• **Directive**
Search the data for the string "sequía" and gather each line it is in.

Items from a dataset
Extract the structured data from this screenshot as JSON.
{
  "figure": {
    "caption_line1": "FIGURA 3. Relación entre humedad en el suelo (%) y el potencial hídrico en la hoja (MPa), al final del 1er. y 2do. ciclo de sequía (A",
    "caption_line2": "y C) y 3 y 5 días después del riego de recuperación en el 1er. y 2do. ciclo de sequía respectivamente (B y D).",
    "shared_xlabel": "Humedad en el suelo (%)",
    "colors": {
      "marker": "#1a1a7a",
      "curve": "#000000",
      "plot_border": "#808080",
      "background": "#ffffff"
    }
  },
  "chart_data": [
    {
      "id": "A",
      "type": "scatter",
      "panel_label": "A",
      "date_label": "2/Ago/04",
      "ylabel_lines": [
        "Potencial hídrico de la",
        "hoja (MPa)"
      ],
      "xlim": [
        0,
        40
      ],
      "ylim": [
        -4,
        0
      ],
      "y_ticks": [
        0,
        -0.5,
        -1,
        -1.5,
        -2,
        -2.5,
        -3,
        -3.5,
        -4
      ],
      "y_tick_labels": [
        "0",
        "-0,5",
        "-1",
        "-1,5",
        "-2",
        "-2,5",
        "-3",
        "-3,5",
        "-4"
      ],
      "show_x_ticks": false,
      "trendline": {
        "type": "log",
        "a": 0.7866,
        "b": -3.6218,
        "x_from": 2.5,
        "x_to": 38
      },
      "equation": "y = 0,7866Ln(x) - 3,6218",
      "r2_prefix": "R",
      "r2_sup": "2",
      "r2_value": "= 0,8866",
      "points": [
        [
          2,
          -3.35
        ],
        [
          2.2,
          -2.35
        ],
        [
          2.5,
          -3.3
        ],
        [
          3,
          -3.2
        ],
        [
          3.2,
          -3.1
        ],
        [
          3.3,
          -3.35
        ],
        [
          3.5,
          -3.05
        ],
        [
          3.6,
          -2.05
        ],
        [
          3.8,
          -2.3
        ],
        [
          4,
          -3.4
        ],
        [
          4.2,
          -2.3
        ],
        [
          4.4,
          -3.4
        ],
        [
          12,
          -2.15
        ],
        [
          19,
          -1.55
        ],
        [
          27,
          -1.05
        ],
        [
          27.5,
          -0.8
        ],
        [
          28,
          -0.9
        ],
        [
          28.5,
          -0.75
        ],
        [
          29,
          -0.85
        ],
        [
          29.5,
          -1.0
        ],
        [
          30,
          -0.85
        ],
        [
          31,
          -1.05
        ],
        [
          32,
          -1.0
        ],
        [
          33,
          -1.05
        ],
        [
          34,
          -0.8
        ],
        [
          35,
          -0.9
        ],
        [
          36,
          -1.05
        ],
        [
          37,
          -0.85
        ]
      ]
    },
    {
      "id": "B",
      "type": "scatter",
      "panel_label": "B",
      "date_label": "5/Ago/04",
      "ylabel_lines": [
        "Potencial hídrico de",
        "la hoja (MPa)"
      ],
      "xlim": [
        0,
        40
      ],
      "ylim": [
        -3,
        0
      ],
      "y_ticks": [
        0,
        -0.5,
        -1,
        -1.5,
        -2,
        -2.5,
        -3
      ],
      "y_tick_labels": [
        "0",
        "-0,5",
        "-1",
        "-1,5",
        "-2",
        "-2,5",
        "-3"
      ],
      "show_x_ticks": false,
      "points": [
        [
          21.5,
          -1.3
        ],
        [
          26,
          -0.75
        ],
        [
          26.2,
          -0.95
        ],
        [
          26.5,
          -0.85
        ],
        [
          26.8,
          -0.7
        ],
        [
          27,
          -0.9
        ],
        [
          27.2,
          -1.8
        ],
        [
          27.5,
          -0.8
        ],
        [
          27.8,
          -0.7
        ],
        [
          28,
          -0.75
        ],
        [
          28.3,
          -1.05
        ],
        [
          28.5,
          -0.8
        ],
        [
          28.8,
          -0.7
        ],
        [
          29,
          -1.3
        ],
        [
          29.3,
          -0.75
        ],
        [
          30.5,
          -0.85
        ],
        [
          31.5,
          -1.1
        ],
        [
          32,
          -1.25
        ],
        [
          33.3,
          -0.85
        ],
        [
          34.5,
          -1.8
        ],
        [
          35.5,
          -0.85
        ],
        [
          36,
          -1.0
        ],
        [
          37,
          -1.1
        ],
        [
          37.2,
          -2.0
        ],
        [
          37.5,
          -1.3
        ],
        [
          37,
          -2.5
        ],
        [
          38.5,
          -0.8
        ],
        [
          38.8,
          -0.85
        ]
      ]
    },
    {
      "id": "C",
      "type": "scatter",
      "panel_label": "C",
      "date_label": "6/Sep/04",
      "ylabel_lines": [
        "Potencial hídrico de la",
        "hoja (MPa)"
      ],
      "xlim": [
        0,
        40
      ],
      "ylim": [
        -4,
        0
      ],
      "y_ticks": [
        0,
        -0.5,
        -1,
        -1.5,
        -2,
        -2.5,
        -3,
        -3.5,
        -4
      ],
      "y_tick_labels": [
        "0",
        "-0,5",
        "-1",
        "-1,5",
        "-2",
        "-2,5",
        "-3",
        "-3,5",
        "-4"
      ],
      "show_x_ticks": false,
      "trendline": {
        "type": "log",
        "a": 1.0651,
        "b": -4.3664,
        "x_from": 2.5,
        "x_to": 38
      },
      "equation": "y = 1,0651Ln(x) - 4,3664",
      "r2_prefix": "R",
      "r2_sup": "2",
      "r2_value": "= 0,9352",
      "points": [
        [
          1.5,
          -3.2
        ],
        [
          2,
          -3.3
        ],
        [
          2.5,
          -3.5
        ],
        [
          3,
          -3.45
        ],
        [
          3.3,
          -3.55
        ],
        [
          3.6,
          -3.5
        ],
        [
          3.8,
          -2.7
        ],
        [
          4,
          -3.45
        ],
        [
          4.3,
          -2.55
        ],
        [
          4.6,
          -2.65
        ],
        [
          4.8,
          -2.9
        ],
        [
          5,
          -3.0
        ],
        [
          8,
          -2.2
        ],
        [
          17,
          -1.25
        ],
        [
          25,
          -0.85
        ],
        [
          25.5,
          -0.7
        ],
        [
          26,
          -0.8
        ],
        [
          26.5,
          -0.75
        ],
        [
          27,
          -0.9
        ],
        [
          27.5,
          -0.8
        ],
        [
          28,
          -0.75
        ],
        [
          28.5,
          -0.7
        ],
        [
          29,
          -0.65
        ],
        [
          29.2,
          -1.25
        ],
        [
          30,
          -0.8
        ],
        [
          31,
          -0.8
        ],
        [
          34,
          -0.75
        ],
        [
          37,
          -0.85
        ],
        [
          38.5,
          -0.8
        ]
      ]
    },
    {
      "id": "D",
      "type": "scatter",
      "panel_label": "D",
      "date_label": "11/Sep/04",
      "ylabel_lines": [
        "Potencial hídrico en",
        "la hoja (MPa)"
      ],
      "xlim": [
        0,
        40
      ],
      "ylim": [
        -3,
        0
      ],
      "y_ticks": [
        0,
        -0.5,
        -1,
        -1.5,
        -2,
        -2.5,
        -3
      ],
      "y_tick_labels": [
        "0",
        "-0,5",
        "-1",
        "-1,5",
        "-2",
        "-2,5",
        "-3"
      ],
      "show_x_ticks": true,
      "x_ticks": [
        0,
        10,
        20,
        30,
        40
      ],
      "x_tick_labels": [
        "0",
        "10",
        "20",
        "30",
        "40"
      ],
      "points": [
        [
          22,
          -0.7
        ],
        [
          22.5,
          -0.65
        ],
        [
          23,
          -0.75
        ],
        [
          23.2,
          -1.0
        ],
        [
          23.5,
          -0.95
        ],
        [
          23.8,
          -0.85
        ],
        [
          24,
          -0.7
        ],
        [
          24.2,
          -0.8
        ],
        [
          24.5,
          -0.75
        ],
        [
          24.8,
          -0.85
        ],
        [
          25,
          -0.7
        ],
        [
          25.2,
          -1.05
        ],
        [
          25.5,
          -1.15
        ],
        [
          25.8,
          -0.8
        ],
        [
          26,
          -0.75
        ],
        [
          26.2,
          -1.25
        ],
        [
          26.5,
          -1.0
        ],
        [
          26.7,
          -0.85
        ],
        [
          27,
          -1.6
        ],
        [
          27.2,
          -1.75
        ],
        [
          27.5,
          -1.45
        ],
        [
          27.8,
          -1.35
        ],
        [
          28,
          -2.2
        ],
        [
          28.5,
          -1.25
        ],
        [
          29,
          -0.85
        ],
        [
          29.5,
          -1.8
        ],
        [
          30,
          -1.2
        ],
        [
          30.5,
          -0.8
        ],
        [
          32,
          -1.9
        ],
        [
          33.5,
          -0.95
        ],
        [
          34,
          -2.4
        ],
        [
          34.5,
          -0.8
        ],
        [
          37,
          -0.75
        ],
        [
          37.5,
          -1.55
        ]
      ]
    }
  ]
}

• **Task solution**
    "caption_line1": "FIGURA 3. Relación entre humedad en el suelo (%) y el potencial hídrico en la hoja (MPa), al final del 1er. y 2do. ciclo de sequía (A",
    "caption_line2": "y C) y 3 y 5 días después del riego de recuperación en el 1er. y 2do. ciclo de sequía respectivamente (B y D).",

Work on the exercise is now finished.